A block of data
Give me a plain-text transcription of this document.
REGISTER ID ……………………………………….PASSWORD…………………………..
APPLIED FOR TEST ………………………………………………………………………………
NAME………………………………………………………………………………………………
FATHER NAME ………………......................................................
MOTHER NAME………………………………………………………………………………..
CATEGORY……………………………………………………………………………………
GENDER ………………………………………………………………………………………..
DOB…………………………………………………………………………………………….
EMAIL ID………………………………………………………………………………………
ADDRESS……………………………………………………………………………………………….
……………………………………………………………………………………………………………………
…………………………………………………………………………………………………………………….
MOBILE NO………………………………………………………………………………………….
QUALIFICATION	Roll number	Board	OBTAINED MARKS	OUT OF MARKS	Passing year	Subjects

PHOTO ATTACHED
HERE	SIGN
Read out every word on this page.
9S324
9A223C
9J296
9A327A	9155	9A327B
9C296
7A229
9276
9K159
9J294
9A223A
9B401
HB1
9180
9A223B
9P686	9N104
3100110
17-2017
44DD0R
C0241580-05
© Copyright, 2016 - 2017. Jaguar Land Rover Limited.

▶ _What you should do_
Nothing should be changed: write out all of the data as is.

▶ _Complete output_
Give me a plain-text transcription of this document.
REGISTER ID ……………………………………….PASSWORD…………………………..
APPLIED FOR TEST ………………………………………………………………………………
NAME………………………………………………………………………………………………
FATHER NAME ………………......................................................
MOTHER NAME………………………………………………………………………………..
CATEGORY……………………………………………………………………………………
GENDER ………………………………………………………………………………………..
DOB…………………………………………………………………………………………….
EMAIL ID………………………………………………………………………………………
ADDRESS……………………………………………………………………………………………….
……………………………………………………………………………………………………………………
…………………………………………………………………………………………………………………….
MOBILE NO………………………………………………………………………………………….
QUALIFICATION	Roll number	Board	OBTAINED MARKS	OUT OF MARKS	Passing year	Subjects

PHOTO ATTACHED
HERE	SIGN
Read out every word on this page.
9S324
9A223C
9J296
9A327A	9155	9A327B
9C296
7A229
9276
9K159
9J294
9A223A
9B401
HB1
9180
9A223B
9P686	9N104
3100110
17-2017
44DD0R
C0241580-05
© Copyright, 2016 - 2017. Jaguar Land Rover Limited.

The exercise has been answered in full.